_Problem details:_ Produce an exact transcription of the listing below, omitting the pictures.

## Start Entries shown

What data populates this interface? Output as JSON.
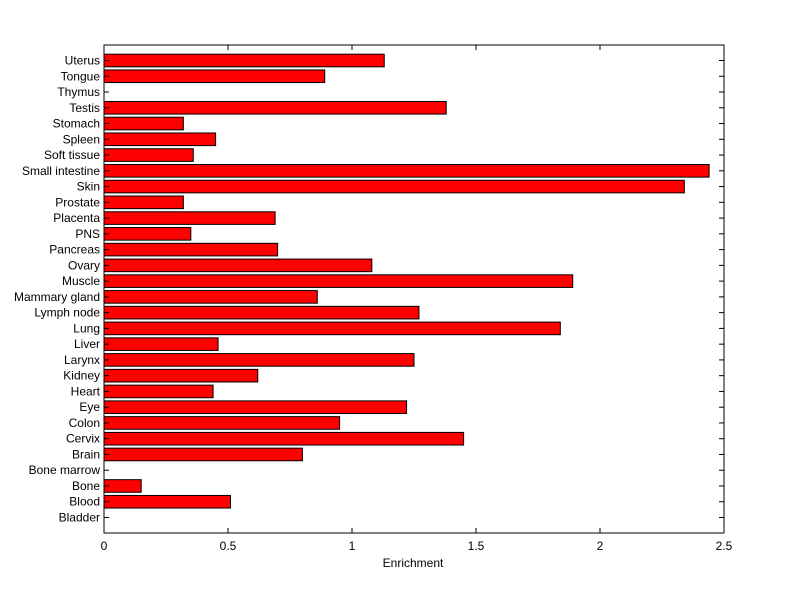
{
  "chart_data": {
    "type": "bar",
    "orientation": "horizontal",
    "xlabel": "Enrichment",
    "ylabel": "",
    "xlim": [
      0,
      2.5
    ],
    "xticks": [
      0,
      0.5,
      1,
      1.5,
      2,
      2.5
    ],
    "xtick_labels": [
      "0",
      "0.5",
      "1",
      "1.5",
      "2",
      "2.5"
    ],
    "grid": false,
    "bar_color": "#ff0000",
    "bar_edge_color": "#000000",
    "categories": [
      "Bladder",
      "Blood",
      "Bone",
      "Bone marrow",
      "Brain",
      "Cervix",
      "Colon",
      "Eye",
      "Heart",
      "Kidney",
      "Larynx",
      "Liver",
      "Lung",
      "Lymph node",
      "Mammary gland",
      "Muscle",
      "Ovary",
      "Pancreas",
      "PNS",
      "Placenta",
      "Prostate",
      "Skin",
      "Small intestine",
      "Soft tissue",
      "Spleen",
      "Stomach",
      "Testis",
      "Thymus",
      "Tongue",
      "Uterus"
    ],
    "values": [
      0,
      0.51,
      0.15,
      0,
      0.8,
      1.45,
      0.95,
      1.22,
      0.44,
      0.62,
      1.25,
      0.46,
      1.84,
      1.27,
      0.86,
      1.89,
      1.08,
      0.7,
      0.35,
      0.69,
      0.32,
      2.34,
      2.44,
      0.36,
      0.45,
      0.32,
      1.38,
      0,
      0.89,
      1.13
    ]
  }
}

## End Entries shown

_Solution to the exercise:_
What data populates this interface? Output as JSON.
{
  "chart_data": {
    "type": "bar",
    "orientation": "horizontal",
    "xlabel": "Enrichment",
    "ylabel": "",
    "xlim": [
      0,
      2.5
    ],
    "xticks": [
      0,
      0.5,
      1,
      1.5,
      2,
      2.5
    ],
    "xtick_labels": [
      "0",
      "0.5",
      "1",
      "1.5",
      "2",
      "2.5"
    ],
    "grid": false,
    "bar_color": "#ff0000",
    "bar_edge_color": "#000000",
    "categories": [
      "Bladder",
      "Blood",
      "Bone",
      "Bone marrow",
      "Brain",
      "Cervix",
      "Colon",
      "Eye",
      "Heart",
      "Kidney",
      "Larynx",
      "Liver",
      "Lung",
      "Lymph node",
      "Mammary gland",
      "Muscle",
      "Ovary",
      "Pancreas",
      "PNS",
      "Placenta",
      "Prostate",
      "Skin",
      "Small intestine",
      "Soft tissue",
      "Spleen",
      "Stomach",
      "Testis",
      "Thymus",
      "Tongue",
      "Uterus"
    ],
    "values": [
      0,
      0.51,
      0.15,
      0,
      0.8,
      1.45,
      0.95,
      1.22,
      0.44,
      0.62,
      1.25,
      0.46,
      1.84,
      1.27,
      0.86,
      1.89,
      1.08,
      0.7,
      0.35,
      0.69,
      0.32,
      2.34,
      2.44,
      0.36,
      0.45,
      0.32,
      1.38,
      0,
      0.89,
      1.13
    ]
  }
}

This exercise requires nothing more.